**SOURCE RECORDS**:

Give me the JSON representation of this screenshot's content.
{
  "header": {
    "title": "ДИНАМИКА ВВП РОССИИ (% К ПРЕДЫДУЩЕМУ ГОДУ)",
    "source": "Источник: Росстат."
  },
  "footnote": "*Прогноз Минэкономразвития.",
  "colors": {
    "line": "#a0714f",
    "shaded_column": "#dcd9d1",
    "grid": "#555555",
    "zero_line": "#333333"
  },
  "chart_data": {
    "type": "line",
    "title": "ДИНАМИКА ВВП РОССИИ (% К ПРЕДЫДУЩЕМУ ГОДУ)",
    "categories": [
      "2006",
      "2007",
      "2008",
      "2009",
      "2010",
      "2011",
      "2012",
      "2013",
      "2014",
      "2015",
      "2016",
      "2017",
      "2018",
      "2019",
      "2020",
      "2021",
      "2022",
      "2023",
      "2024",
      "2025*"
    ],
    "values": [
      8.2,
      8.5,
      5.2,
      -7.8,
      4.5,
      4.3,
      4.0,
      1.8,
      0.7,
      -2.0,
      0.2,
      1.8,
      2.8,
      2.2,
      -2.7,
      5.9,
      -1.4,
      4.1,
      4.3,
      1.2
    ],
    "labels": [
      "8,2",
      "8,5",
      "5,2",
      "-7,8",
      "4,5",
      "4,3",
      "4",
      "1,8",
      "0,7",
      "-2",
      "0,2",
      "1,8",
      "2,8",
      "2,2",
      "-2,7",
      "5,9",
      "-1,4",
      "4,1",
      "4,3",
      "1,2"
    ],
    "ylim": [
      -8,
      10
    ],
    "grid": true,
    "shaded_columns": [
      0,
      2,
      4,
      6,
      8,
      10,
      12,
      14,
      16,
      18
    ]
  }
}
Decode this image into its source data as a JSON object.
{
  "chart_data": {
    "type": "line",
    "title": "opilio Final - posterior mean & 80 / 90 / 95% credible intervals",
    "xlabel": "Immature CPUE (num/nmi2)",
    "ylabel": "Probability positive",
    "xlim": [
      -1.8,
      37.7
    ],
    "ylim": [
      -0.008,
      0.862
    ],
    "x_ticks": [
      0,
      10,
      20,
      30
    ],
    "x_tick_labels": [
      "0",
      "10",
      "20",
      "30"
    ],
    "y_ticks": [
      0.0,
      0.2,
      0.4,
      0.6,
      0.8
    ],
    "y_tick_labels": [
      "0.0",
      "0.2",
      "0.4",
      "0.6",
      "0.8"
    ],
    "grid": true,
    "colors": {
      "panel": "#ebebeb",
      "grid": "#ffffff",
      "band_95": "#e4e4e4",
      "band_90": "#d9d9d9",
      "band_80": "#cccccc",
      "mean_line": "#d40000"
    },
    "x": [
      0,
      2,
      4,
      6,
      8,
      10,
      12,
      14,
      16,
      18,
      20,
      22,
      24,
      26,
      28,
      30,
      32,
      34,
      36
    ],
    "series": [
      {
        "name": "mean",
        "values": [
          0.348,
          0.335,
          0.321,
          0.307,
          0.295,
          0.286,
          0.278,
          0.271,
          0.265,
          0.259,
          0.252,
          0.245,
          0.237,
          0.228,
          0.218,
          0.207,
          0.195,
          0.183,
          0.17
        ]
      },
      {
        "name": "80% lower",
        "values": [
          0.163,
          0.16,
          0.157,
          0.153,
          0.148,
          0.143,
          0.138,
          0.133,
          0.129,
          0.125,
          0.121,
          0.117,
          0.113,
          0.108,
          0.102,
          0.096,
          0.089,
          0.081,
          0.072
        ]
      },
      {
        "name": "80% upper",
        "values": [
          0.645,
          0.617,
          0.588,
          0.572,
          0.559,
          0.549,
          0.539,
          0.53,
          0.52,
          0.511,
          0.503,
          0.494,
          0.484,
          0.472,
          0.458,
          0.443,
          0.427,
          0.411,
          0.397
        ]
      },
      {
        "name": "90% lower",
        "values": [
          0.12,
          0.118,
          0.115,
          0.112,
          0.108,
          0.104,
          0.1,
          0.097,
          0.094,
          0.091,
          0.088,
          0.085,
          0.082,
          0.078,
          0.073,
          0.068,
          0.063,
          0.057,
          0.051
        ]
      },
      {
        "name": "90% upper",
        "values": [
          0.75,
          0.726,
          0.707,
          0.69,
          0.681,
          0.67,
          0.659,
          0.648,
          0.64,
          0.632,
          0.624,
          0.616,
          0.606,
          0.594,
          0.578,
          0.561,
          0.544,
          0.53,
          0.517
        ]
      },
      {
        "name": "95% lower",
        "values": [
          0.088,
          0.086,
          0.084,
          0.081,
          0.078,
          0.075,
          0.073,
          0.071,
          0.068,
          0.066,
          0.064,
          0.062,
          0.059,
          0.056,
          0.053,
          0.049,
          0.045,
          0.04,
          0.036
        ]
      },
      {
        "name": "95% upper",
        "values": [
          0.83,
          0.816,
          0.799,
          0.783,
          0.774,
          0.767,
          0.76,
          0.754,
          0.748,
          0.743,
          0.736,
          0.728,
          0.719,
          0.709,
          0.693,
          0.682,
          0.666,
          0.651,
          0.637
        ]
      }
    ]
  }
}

---

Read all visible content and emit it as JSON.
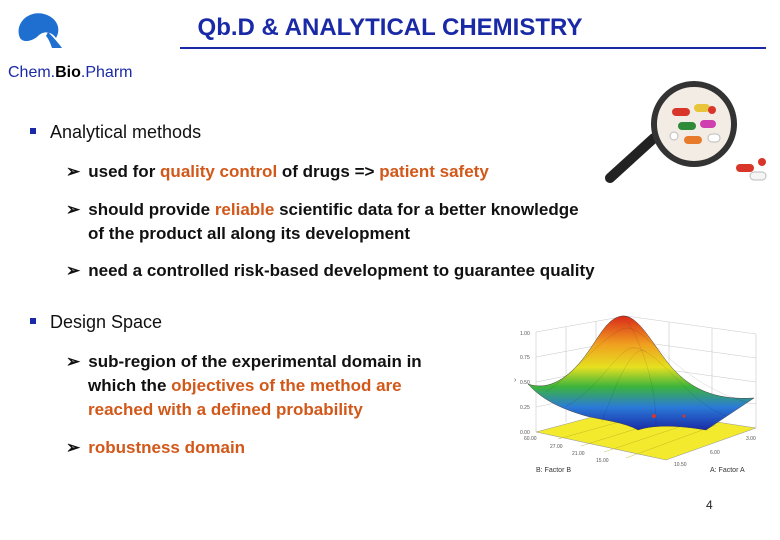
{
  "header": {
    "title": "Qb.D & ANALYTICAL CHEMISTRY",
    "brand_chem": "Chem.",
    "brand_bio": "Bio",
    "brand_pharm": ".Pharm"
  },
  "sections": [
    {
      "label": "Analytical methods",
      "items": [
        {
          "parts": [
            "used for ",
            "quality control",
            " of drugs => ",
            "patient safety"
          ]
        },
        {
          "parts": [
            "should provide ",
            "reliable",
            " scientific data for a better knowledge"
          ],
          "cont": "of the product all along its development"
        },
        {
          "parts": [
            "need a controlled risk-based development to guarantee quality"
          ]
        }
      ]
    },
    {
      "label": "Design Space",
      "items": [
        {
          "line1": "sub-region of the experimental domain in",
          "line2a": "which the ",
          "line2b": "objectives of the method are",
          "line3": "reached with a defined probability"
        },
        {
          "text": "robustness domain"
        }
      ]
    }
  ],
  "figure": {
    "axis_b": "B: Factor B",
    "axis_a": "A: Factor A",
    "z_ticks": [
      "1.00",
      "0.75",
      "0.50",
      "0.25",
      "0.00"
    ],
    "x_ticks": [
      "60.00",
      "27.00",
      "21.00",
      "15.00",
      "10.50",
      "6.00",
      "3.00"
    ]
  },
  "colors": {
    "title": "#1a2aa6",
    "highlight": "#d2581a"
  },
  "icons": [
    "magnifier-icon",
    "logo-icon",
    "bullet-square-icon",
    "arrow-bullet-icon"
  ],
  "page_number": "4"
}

--

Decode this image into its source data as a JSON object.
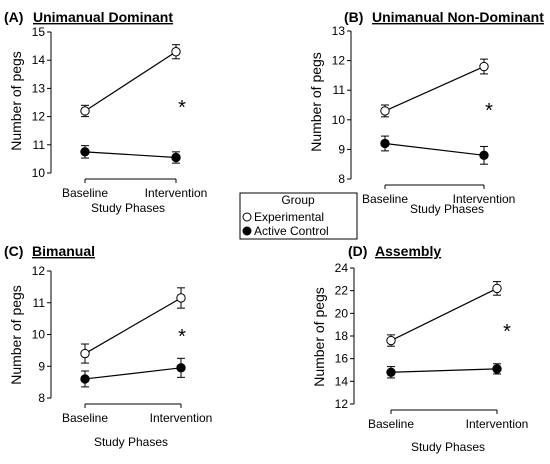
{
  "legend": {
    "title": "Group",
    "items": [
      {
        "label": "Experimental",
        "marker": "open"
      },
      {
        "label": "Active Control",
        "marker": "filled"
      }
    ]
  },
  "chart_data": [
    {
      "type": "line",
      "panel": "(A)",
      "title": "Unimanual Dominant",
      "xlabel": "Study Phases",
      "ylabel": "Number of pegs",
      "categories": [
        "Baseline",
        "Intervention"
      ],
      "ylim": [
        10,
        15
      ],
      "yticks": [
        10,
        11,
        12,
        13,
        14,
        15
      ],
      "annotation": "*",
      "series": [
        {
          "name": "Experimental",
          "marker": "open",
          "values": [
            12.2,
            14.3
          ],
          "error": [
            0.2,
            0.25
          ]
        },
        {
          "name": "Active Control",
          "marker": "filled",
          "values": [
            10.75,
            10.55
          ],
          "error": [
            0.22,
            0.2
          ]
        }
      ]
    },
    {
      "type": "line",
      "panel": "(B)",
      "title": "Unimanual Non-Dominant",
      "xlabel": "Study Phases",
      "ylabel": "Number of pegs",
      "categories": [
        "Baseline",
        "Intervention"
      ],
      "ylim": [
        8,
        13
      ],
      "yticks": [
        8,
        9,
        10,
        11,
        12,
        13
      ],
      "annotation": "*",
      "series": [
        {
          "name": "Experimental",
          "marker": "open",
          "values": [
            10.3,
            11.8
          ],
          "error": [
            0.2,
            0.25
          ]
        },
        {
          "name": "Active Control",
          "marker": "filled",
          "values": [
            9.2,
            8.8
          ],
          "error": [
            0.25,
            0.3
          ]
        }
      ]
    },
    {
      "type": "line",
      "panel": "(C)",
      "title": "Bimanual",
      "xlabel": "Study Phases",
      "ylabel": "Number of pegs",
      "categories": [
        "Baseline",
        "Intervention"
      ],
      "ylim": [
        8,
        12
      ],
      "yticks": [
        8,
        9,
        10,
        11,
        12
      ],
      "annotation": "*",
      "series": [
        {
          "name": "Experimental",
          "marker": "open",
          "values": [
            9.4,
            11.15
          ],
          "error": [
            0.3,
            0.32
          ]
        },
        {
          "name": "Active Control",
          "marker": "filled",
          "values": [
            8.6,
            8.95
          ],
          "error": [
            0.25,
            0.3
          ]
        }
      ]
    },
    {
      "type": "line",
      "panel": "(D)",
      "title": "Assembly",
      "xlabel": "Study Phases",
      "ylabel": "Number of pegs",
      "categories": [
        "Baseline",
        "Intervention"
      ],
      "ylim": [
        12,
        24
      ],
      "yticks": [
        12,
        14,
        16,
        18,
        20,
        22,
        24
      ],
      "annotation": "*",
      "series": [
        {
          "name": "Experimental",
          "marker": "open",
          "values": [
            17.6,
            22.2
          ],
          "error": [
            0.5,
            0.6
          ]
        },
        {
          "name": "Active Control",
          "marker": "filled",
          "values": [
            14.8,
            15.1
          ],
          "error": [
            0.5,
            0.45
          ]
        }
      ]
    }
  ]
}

**YOUR GOAL**:
Among the entries above, how many lines hold the string "Dominant"? Respond with nothing but the number.

**COMPLETE ANSWER**:
2